Set out every line of the listing below as a Markdown table with the columns Row and Line, numbering the rows and skipping blank lines. Leave the picture out of the table.

══ Excerpted records ══

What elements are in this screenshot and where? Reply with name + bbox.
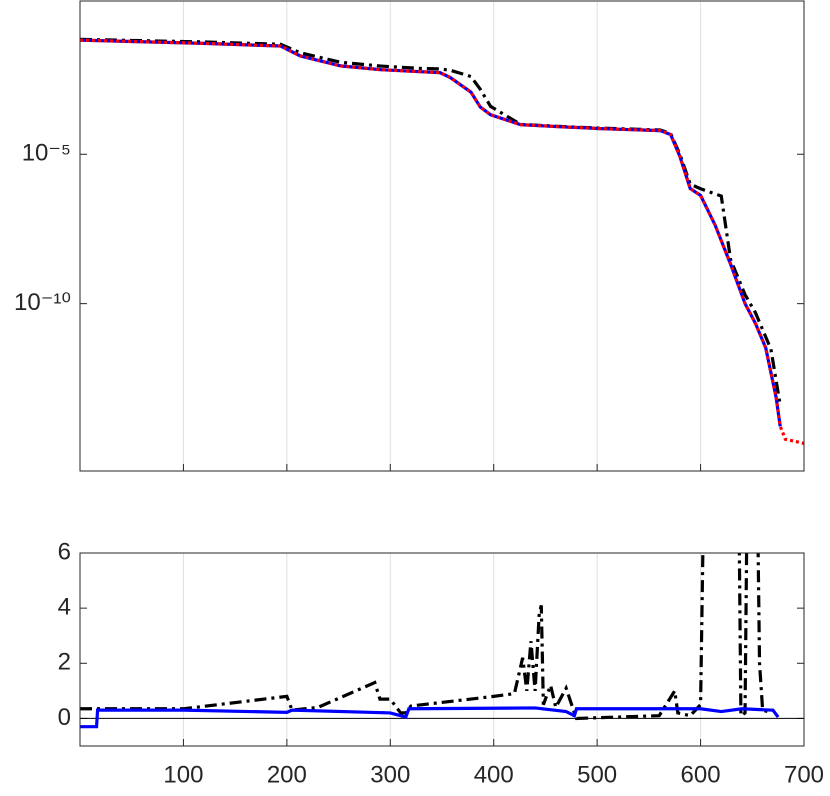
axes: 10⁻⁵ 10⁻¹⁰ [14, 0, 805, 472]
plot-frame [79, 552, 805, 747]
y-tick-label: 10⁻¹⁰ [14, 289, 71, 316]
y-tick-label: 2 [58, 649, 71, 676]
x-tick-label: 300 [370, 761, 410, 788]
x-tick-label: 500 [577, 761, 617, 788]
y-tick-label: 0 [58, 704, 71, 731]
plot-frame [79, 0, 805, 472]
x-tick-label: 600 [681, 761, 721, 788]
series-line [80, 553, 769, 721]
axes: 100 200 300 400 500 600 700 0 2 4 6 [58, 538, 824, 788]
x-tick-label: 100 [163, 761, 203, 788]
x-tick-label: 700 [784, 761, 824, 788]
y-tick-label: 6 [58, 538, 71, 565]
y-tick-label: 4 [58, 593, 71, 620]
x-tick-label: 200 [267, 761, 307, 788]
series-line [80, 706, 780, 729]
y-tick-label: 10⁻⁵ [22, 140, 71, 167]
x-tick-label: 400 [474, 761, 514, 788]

═══

Task solution:
| Row | Line |
|---|---|
| 1 | What elements are in this screenshot and where? Reply with name + bbox. |
| 2 | axes: 10⁻⁵ 10⁻¹⁰ [14, 0, 805, 472] |
| 3 | plot-frame [79, 552, 805, 747] |
| 4 | y-tick-label: 10⁻¹⁰ [14, 289, 71, 316] |
| 5 | y-tick-label: 2 [58, 649, 71, 676] |
| 6 | x-tick-label: 300 [370, 761, 410, 788] |
| 7 | x-tick-label: 500 [577, 761, 617, 788] |
| 8 | y-tick-label: 0 [58, 704, 71, 731] |
| 9 | plot-frame [79, 0, 805, 472] |
| 10 | x-tick-label: 600 [681, 761, 721, 788] |
| 11 | series-line [80, 553, 769, 721] |
| 12 | axes: 100 200 300 400 500 600 700 0 2 4 6 [58, 538, 824, 788] |
| 13 | x-tick-label: 100 [163, 761, 203, 788] |
| 14 | x-tick-label: 700 [784, 761, 824, 788] |
| 15 | y-tick-label: 6 [58, 538, 71, 565] |
| 16 | y-tick-label: 4 [58, 593, 71, 620] |
| 17 | x-tick-label: 200 [267, 761, 307, 788] |
| 18 | series-line [80, 706, 780, 729] |
| 19 | y-tick-label: 10⁻⁵ [22, 140, 71, 167] |
| 20 | x-tick-label: 400 [474, 761, 514, 788] |